Begin Records to process

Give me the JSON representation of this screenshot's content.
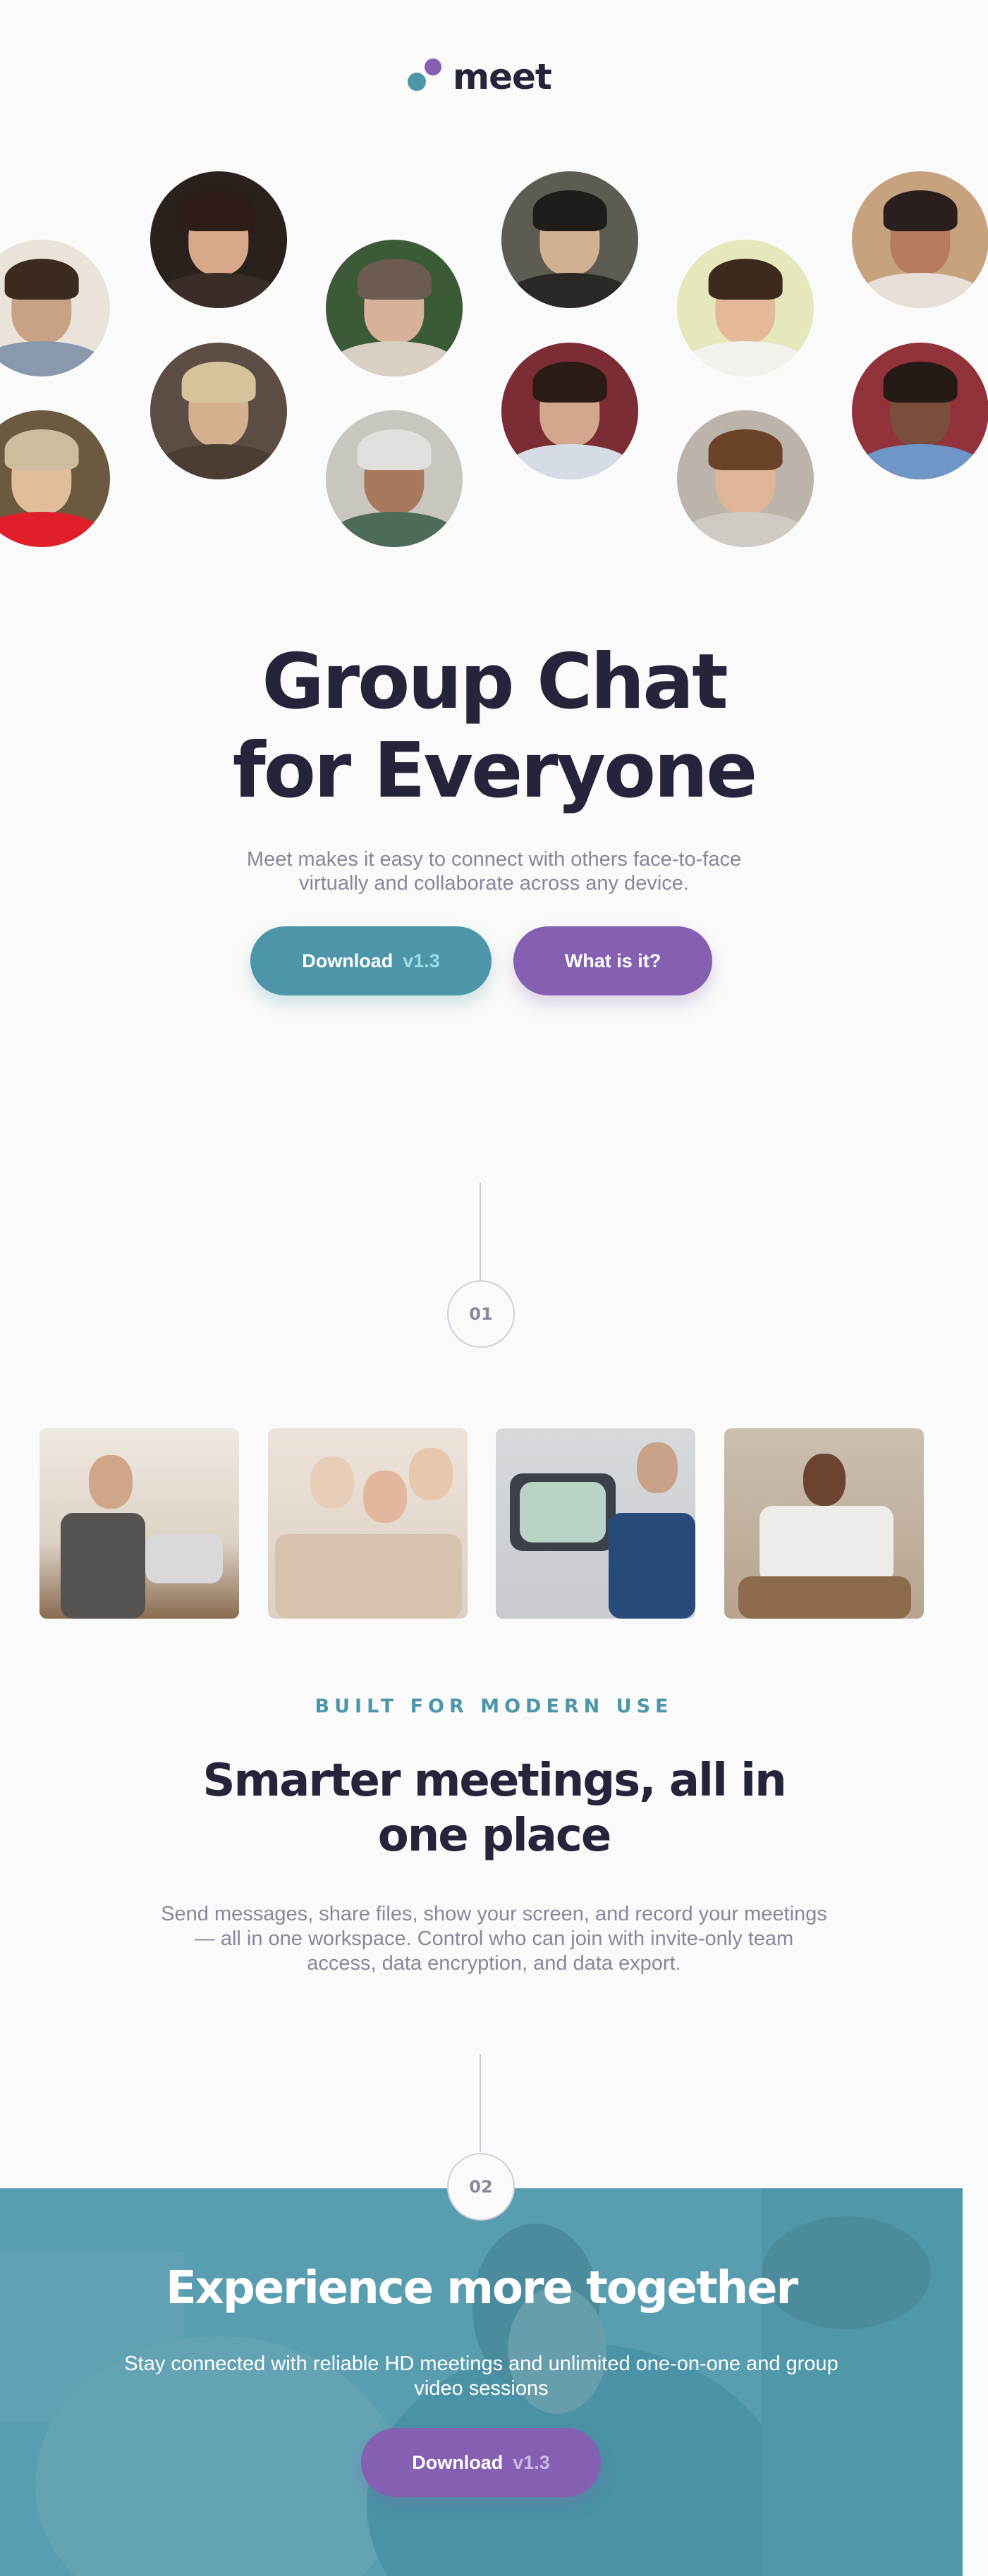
{
  "brand": {
    "name": "meet",
    "colors": {
      "teal": "#4D96A9",
      "purple": "#855FB1",
      "dark": "#24243A",
      "gray": "#87879D"
    }
  },
  "avatars": [
    {
      "name": "avatar-1",
      "icon": "person-avatar"
    },
    {
      "name": "avatar-2",
      "icon": "person-avatar"
    },
    {
      "name": "avatar-3",
      "icon": "person-avatar"
    },
    {
      "name": "avatar-4",
      "icon": "person-avatar"
    },
    {
      "name": "avatar-5",
      "icon": "person-avatar"
    },
    {
      "name": "avatar-6",
      "icon": "person-avatar"
    },
    {
      "name": "avatar-7",
      "icon": "person-avatar"
    },
    {
      "name": "avatar-8",
      "icon": "person-avatar"
    },
    {
      "name": "avatar-9",
      "icon": "person-avatar"
    },
    {
      "name": "avatar-10",
      "icon": "person-avatar"
    },
    {
      "name": "avatar-11",
      "icon": "person-avatar"
    },
    {
      "name": "avatar-12",
      "icon": "person-avatar"
    }
  ],
  "hero": {
    "title_line1": "Group Chat",
    "title_line2": "for Everyone",
    "subtitle": "Meet makes it easy to connect with others face-to-face virtually and collaborate across any device.",
    "download_label": "Download",
    "download_version": "v1.3",
    "what_label": "What is it?"
  },
  "steps": {
    "one": "01",
    "two": "02"
  },
  "gallery": [
    {
      "name": "photo-woman-laptop",
      "icon": "photo"
    },
    {
      "name": "photo-women-phone",
      "icon": "photo"
    },
    {
      "name": "photo-video-call",
      "icon": "photo"
    },
    {
      "name": "photo-man-phone",
      "icon": "photo"
    }
  ],
  "features": {
    "eyebrow": "BUILT FOR MODERN USE",
    "title_line1": "Smarter meetings, all in",
    "title_line2": "one place",
    "text": "Send messages, share files, show your screen, and record your meetings — all in one workspace. Control who can join with invite-only team access, data encryption, and data export."
  },
  "cta": {
    "title": "Experience more together",
    "text": "Stay connected with reliable HD meetings and unlimited one-on-one and group video sessions",
    "download_label": "Download",
    "download_version": "v1.3"
  }
}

End Records to process

### Requirements
Identify and extract each line of the listing that contains "text".

### Full solution
    "text": "Send messages, share files, show your screen, and record your meetings — all in one workspace. Control who can join with invite-only team access, data encryption, and data export."
    "text": "Stay connected with reliable HD meetings and unlimited one-on-one and group video sessions",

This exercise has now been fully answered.